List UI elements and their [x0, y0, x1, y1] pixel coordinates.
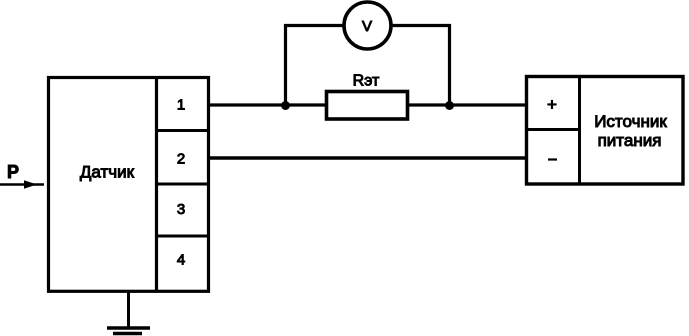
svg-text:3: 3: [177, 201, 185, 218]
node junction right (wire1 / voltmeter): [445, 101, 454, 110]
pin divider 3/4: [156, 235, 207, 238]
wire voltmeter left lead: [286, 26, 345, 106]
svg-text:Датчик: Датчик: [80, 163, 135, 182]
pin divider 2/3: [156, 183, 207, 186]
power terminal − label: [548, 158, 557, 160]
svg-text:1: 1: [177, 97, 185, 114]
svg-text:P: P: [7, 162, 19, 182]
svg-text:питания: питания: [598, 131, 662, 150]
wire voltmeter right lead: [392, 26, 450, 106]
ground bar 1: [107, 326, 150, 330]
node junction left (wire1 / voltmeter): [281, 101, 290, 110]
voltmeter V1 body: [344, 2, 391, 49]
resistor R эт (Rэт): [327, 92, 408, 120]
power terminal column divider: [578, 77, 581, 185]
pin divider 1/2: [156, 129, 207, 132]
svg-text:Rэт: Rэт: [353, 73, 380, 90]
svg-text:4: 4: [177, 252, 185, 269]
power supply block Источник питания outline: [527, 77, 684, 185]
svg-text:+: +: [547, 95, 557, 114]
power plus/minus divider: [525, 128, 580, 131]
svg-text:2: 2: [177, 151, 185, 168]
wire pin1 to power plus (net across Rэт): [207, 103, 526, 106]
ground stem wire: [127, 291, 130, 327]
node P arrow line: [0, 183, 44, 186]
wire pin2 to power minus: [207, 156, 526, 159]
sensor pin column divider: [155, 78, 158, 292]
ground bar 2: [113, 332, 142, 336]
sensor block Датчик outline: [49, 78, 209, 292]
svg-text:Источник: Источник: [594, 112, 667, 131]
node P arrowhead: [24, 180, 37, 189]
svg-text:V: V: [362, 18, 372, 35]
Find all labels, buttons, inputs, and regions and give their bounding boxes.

──────────────────────────────

What needs to be done ▸ List every row above that contains the string "outline", copying each one in full.

Reply ▸
power supply block Источник питания outline: [527, 77, 684, 185]
sensor block Датчик outline: [49, 78, 209, 292]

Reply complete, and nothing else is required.